-- TASK BRIEF --
Wherever a line below holds the word "없으므로", copy that line.

——

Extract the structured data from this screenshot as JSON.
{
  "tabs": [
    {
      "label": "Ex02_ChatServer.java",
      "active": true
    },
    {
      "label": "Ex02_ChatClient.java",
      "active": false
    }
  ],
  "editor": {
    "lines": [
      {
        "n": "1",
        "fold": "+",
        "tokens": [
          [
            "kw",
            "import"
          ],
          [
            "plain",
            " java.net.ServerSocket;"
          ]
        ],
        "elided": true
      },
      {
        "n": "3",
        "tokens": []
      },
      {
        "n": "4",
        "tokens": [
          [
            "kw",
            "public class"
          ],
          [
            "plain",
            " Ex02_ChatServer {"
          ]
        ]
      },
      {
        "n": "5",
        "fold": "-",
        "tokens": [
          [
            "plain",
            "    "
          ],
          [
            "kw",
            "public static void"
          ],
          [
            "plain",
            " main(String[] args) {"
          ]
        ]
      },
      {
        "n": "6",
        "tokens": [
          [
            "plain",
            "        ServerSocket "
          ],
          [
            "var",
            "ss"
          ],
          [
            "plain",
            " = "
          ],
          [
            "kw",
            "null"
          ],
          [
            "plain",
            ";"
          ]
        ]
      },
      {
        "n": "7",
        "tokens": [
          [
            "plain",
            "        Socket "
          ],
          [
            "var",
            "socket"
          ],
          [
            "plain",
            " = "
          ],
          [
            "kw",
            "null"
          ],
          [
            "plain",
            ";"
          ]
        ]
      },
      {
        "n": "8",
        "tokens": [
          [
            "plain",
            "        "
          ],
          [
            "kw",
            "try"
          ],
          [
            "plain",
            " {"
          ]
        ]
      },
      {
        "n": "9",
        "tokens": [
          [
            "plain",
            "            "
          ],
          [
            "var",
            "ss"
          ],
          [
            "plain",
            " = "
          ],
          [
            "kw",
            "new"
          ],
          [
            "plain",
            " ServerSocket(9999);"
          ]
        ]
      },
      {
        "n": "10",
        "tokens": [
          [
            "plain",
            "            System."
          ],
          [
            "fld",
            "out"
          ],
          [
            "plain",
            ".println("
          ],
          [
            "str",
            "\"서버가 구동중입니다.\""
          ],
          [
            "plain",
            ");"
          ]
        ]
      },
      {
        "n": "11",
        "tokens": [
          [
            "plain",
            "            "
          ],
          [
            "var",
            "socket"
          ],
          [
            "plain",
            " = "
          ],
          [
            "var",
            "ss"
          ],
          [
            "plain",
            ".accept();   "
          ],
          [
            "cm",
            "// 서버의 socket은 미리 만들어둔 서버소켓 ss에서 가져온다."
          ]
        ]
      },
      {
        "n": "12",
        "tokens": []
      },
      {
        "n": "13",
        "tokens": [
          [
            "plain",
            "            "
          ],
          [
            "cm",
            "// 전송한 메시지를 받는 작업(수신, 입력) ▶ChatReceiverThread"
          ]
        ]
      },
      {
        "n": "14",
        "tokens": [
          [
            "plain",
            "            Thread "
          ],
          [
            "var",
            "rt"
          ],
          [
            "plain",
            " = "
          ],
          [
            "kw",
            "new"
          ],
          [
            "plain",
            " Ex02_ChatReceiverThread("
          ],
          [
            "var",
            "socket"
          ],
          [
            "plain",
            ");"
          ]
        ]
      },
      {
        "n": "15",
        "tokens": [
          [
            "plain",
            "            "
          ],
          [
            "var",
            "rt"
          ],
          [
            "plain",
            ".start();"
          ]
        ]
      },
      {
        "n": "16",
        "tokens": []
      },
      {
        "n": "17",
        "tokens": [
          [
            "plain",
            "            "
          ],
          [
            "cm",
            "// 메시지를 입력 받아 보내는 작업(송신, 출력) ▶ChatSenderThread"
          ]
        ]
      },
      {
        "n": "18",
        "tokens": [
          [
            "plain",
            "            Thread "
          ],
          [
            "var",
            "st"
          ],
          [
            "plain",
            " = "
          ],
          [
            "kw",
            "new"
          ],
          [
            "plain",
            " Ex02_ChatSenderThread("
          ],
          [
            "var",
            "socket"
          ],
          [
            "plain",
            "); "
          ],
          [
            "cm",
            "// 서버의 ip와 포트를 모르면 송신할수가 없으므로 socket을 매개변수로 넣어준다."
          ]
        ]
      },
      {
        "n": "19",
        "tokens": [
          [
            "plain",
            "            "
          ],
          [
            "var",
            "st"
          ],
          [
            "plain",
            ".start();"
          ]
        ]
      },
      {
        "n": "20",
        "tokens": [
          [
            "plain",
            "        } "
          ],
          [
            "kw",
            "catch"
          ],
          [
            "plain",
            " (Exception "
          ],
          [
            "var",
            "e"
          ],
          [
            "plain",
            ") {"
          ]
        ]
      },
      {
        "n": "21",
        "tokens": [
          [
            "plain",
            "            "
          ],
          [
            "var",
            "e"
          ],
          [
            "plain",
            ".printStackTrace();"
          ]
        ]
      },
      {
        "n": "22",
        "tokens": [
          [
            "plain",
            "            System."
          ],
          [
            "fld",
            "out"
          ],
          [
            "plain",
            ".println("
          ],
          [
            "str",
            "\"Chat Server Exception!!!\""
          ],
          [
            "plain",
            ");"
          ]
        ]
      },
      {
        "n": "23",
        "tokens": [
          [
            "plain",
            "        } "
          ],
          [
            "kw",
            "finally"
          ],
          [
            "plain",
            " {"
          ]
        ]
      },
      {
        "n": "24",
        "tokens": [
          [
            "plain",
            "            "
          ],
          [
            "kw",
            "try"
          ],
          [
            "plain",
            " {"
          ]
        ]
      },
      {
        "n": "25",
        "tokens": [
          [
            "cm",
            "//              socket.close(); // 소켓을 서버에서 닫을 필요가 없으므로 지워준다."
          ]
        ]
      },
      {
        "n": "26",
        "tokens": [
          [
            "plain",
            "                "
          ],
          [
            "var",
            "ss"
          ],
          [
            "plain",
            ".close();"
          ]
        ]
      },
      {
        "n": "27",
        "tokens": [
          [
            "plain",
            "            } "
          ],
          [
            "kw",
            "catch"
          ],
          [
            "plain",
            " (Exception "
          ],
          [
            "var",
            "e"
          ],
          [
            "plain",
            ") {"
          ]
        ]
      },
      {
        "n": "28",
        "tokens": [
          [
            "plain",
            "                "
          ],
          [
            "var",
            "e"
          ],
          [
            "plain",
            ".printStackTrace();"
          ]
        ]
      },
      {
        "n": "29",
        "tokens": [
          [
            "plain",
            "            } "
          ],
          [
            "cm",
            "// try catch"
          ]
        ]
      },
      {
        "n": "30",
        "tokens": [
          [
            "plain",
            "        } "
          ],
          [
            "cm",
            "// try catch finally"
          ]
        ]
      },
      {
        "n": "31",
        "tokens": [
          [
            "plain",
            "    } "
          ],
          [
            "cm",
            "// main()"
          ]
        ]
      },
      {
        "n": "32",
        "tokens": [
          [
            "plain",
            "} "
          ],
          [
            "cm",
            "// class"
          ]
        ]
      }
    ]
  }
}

——

-- EXPECTED ANSWER --
            "// 서버의 ip와 포트를 모르면 송신할수가 없으므로 socket을 매개변수로 넣어준다."
            "//              socket.close(); // 소켓을 서버에서 닫을 필요가 없으므로 지워준다."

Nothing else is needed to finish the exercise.